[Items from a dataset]
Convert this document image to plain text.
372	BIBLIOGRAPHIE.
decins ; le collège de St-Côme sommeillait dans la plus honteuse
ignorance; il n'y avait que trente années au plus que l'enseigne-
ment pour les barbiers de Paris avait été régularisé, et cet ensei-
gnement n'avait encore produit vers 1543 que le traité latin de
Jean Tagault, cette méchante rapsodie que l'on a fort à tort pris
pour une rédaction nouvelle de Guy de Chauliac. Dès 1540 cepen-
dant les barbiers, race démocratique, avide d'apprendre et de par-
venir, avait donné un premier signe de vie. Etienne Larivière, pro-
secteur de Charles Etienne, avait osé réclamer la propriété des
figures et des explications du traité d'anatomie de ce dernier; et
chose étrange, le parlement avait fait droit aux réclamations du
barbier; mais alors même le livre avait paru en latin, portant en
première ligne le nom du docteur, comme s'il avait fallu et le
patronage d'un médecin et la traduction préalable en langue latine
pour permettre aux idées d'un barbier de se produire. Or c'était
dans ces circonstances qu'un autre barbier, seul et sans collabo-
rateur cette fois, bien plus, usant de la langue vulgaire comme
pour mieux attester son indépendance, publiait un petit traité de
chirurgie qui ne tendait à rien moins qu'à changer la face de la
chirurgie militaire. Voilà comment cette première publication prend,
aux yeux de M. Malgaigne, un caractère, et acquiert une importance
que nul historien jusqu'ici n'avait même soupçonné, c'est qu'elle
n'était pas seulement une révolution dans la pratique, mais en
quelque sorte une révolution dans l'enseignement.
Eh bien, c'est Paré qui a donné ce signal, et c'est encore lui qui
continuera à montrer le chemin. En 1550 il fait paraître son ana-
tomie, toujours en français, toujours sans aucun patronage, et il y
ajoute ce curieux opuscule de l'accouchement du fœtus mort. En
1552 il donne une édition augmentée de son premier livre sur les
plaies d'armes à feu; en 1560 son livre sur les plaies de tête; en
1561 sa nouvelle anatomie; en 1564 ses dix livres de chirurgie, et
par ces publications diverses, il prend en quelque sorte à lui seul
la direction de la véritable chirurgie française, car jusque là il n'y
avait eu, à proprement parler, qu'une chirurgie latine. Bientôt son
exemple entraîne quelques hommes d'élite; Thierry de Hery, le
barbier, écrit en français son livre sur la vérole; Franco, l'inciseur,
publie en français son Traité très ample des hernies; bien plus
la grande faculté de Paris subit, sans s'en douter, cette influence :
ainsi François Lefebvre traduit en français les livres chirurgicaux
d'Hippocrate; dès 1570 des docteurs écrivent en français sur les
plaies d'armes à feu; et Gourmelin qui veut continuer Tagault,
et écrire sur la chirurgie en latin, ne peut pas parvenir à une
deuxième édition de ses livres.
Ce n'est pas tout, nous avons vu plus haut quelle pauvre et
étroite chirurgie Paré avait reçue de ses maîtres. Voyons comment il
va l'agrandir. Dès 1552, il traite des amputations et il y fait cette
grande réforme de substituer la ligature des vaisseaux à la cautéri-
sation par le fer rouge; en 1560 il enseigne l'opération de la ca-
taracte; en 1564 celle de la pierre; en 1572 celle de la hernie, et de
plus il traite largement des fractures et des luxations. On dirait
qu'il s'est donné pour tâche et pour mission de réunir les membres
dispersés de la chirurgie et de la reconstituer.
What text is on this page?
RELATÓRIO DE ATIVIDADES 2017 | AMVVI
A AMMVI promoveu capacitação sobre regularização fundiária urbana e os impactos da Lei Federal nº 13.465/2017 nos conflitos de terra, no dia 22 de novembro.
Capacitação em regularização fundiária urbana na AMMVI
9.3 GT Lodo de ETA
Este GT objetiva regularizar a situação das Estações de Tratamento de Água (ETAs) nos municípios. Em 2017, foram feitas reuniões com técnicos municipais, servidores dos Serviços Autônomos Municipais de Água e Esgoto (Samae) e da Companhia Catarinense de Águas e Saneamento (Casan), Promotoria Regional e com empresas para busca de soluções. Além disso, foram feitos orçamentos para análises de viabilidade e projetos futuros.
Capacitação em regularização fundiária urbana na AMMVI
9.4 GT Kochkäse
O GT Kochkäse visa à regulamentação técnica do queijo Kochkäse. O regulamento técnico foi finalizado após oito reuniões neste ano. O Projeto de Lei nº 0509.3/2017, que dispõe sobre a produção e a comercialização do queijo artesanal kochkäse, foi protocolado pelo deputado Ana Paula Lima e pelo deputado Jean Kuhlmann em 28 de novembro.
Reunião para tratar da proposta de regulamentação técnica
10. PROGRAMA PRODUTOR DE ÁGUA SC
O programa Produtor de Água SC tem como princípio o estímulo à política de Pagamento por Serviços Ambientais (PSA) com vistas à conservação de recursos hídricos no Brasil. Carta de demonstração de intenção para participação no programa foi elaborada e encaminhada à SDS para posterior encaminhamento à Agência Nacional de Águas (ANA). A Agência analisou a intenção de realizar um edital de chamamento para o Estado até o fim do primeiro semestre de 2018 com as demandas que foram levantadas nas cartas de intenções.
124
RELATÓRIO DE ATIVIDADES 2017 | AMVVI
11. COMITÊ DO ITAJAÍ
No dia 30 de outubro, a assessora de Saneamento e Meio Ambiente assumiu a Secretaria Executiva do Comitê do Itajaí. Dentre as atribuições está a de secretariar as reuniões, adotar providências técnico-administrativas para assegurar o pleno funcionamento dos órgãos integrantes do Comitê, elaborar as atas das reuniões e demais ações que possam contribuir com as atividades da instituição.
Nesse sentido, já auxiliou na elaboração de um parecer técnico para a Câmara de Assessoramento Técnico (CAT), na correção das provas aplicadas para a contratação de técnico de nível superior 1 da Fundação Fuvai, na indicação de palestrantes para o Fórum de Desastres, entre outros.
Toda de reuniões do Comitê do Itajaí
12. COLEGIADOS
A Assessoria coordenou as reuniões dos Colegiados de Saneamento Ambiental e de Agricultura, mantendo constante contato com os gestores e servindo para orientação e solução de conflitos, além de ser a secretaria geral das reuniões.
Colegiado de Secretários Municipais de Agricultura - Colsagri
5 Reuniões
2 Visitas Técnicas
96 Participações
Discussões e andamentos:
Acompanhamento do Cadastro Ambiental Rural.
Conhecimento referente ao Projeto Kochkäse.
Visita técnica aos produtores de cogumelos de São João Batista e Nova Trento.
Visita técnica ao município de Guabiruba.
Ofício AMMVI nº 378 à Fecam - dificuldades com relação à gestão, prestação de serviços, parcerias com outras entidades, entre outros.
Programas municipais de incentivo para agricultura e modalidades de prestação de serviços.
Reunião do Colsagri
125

### Task requirements
Generate an exact reproduction of all entries.

### Exercise response
Convert this document image to plain text.
372	BIBLIOGRAPHIE.
decins ; le collège de St-Côme sommeillait dans la plus honteuse
ignorance; il n'y avait que trente années au plus que l'enseigne-
ment pour les barbiers de Paris avait été régularisé, et cet ensei-
gnement n'avait encore produit vers 1543 que le traité latin de
Jean Tagault, cette méchante rapsodie que l'on a fort à tort pris
pour une rédaction nouvelle de Guy de Chauliac. Dès 1540 cepen-
dant les barbiers, race démocratique, avide d'apprendre et de par-
venir, avait donné un premier signe de vie. Etienne Larivière, pro-
secteur de Charles Etienne, avait osé réclamer la propriété des
figures et des explications du traité d'anatomie de ce dernier; et
chose étrange, le parlement avait fait droit aux réclamations du
barbier; mais alors même le livre avait paru en latin, portant en
première ligne le nom du docteur, comme s'il avait fallu et le
patronage d'un médecin et la traduction préalable en langue latine
pour permettre aux idées d'un barbier de se produire. Or c'était
dans ces circonstances qu'un autre barbier, seul et sans collabo-
rateur cette fois, bien plus, usant de la langue vulgaire comme
pour mieux attester son indépendance, publiait un petit traité de
chirurgie qui ne tendait à rien moins qu'à changer la face de la
chirurgie militaire. Voilà comment cette première publication prend,
aux yeux de M. Malgaigne, un caractère, et acquiert une importance
que nul historien jusqu'ici n'avait même soupçonné, c'est qu'elle
n'était pas seulement une révolution dans la pratique, mais en
quelque sorte une révolution dans l'enseignement.
Eh bien, c'est Paré qui a donné ce signal, et c'est encore lui qui
continuera à montrer le chemin. En 1550 il fait paraître son ana-
tomie, toujours en français, toujours sans aucun patronage, et il y
ajoute ce curieux opuscule de l'accouchement du fœtus mort. En
1552 il donne une édition augmentée de son premier livre sur les
plaies d'armes à feu; en 1560 son livre sur les plaies de tête; en
1561 sa nouvelle anatomie; en 1564 ses dix livres de chirurgie, et
par ces publications diverses, il prend en quelque sorte à lui seul
la direction de la véritable chirurgie française, car jusque là il n'y
avait eu, à proprement parler, qu'une chirurgie latine. Bientôt son
exemple entraîne quelques hommes d'élite; Thierry de Hery, le
barbier, écrit en français son livre sur la vérole; Franco, l'inciseur,
publie en français son Traité très ample des hernies; bien plus
la grande faculté de Paris subit, sans s'en douter, cette influence :
ainsi François Lefebvre traduit en français les livres chirurgicaux
d'Hippocrate; dès 1570 des docteurs écrivent en français sur les
plaies d'armes à feu; et Gourmelin qui veut continuer Tagault,
et écrire sur la chirurgie en latin, ne peut pas parvenir à une
deuxième édition de ses livres.
Ce n'est pas tout, nous avons vu plus haut quelle pauvre et
étroite chirurgie Paré avait reçue de ses maîtres. Voyons comment il
va l'agrandir. Dès 1552, il traite des amputations et il y fait cette
grande réforme de substituer la ligature des vaisseaux à la cautéri-
sation par le fer rouge; en 1560 il enseigne l'opération de la ca-
taracte; en 1564 celle de la pierre; en 1572 celle de la hernie, et de
plus il traite largement des fractures et des luxations. On dirait
qu'il s'est donné pour tâche et pour mission de réunir les membres
dispersés de la chirurgie et de la reconstituer.
What text is on this page?
RELATÓRIO DE ATIVIDADES 2017 | AMVVI
A AMMVI promoveu capacitação sobre regularização fundiária urbana e os impactos da Lei Federal nº 13.465/2017 nos conflitos de terra, no dia 22 de novembro.
Capacitação em regularização fundiária urbana na AMMVI
9.3 GT Lodo de ETA
Este GT objetiva regularizar a situação das Estações de Tratamento de Água (ETAs) nos municípios. Em 2017, foram feitas reuniões com técnicos municipais, servidores dos Serviços Autônomos Municipais de Água e Esgoto (Samae) e da Companhia Catarinense de Águas e Saneamento (Casan), Promotoria Regional e com empresas para busca de soluções. Além disso, foram feitos orçamentos para análises de viabilidade e projetos futuros.
Capacitação em regularização fundiária urbana na AMMVI
9.4 GT Kochkäse
O GT Kochkäse visa à regulamentação técnica do queijo Kochkäse. O regulamento técnico foi finalizado após oito reuniões neste ano. O Projeto de Lei nº 0509.3/2017, que dispõe sobre a produção e a comercialização do queijo artesanal kochkäse, foi protocolado pelo deputado Ana Paula Lima e pelo deputado Jean Kuhlmann em 28 de novembro.
Reunião para tratar da proposta de regulamentação técnica
10. PROGRAMA PRODUTOR DE ÁGUA SC
O programa Produtor de Água SC tem como princípio o estímulo à política de Pagamento por Serviços Ambientais (PSA) com vistas à conservação de recursos hídricos no Brasil. Carta de demonstração de intenção para participação no programa foi elaborada e encaminhada à SDS para posterior encaminhamento à Agência Nacional de Águas (ANA). A Agência analisou a intenção de realizar um edital de chamamento para o Estado até o fim do primeiro semestre de 2018 com as demandas que foram levantadas nas cartas de intenções.
124
RELATÓRIO DE ATIVIDADES 2017 | AMVVI
11. COMITÊ DO ITAJAÍ
No dia 30 de outubro, a assessora de Saneamento e Meio Ambiente assumiu a Secretaria Executiva do Comitê do Itajaí. Dentre as atribuições está a de secretariar as reuniões, adotar providências técnico-administrativas para assegurar o pleno funcionamento dos órgãos integrantes do Comitê, elaborar as atas das reuniões e demais ações que possam contribuir com as atividades da instituição.
Nesse sentido, já auxiliou na elaboração de um parecer técnico para a Câmara de Assessoramento Técnico (CAT), na correção das provas aplicadas para a contratação de técnico de nível superior 1 da Fundação Fuvai, na indicação de palestrantes para o Fórum de Desastres, entre outros.
Toda de reuniões do Comitê do Itajaí
12. COLEGIADOS
A Assessoria coordenou as reuniões dos Colegiados de Saneamento Ambiental e de Agricultura, mantendo constante contato com os gestores e servindo para orientação e solução de conflitos, além de ser a secretaria geral das reuniões.
Colegiado de Secretários Municipais de Agricultura - Colsagri
5 Reuniões
2 Visitas Técnicas
96 Participações
Discussões e andamentos:
Acompanhamento do Cadastro Ambiental Rural.
Conhecimento referente ao Projeto Kochkäse.
Visita técnica aos produtores de cogumelos de São João Batista e Nova Trento.
Visita técnica ao município de Guabiruba.
Ofício AMMVI nº 378 à Fecam - dificuldades com relação à gestão, prestação de serviços, parcerias com outras entidades, entre outros.
Programas municipais de incentivo para agricultura e modalidades de prestação de serviços.
Reunião do Colsagri
125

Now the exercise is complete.